— Given instruction A —
Write out the part of the Care Matters article that opens with the words containing "While the content" and closes with "each local authority.".
— Given instruction B —
Shorten the paragraph of the Care Matters article that begins "A National Voice, the organisation run by and for young people" while keeping its main facts.

— Excerpt to read —
■ ■ ■ ■ ■ ■ ■

Putting Care Matters into practice for looked-after children

There are 60,000 looked-after young people in England. Relying on the state for part or all of their upbringing they represent the client group with the greatest exposure to children’s services. But despite their numbers and insight their voices are seldom heard.

The Care Matters reforms want to change this by involving these children in shaping the services they receive. A key part of the plans is the pledge for looked-after children outlined in both the Care Matters green and white papers. Under this, each council will make a pledge setting out what looked-after children in their area will receive.

Since the green paper was published in October 2006 many local authorities have been working out what their pledges will contain. In the document the government put forward suggestions for what a pledge’s core offer might look like. These include a choice, made with a social worker, of high quality placements, an independent advocate, 24/7 support from a young person’s social worker or an out-of-hours contact and the right for young people to have their voices heard and influence the work of the local authority through participating in a children-in-care council.


Lucy Sweetman, projects manager at charity Rainer Crime Concern, says, that while the government’s list of suggestions is helpful it is important that councils also talk to looked-after children about what they want.

“The risk if you start having a list like that is it encourages local authorities not to start from their own baseline. We would want local authorities to really start out by listening to young people about what they would like to see in the pledge,” she says.

A National Voice, the organisation run by and for young people with experience of the care system, consulted 201 young people on the green paper. The most popular part of the pledge among the group – a choice of good placements – made it into the white paper but the second most popular – access to support from a social worker all day, every day – did not.

Maxine Wrigley, national co-ordinator at A National Voice, sees this as a mistake. She says it’s important such a service is included in councils’ pledges, so vital is it to young people and care leavers in particular. While all councils have emergency duty teams she says that looked-after young people are often turned away unless it’s an emergency.

“When I was 16 I was dumped in a horrible high-rise flat and it was often out-of-hours that you needed help with something,” she explains.

Maintaining relationships

Other changes between the green and white papers include a new pledge suggestion of supporting young people to maintain relationships with family and friends. Wrigley sees this as a positive change. She says that such support is mixed and that young people may also want to stay in touch with their foster brothers and sisters which is even more problematic.

“There are some young people who have made friends with their foster brothers and sisters but they aren’t even given support to stay in touch with their own siblings let alone foster brothers or sisters,” she says.

While the content of councils’ pledges is important, professionals argue the process by which they are created and the level of looked-after children’s input is key to getting them right. There are reports of some councils rushing the procedure or forming a group pledge.

Rob Dunster, development manager for leaving care at Warwickshire Council, says that if done properly the pledge takes time to develop and should be specific to each local authority.

“How you get there (in terms of creating a pledge) is almost more important than what you get in the end. It’s not a quick thing to set up. Authorities in one part of the country got together to write a pledge that was common to their region. I find it hard to know how young people in those authorities will relate to that,” he says.

■ ■ ■ ■ ■ ■ ■

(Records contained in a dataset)
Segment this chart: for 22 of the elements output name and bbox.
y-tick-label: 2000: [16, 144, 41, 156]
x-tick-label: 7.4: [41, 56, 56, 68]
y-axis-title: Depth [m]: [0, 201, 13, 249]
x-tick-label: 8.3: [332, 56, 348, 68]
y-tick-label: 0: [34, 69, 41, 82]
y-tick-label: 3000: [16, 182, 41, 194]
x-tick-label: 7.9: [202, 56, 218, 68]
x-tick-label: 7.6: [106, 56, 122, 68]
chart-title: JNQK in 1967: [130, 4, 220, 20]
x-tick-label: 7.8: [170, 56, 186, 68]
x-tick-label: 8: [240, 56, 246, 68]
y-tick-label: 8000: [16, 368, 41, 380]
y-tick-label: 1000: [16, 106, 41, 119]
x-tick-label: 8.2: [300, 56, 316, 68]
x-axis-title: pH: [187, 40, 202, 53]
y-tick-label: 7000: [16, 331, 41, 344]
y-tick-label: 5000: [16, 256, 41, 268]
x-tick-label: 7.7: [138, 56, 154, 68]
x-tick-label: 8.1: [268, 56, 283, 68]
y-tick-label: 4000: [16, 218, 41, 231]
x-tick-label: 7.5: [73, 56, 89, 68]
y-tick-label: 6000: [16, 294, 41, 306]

■ ■ ■ ■ ■ ■ ■

— Final result A —
While the content of councils’ pledges is important, professionals argue the process by which they are created and the level of looked-after children’s input is key to getting them right. There are reports of some councils rushing the procedure or forming a group pledge.

Rob Dunster, development manager for leaving care at Warwickshire Council, says that if done properly the pledge takes time to develop and should be specific to each local authority.

— Final result B —
A National Voice, an organisation run by and for young people with experience of care, consulted 201 young people on the green paper. Their most popular pledge item, a choice of good placements, appeared in the white paper. Their second most popular, access to a social worker all day, every day, did not.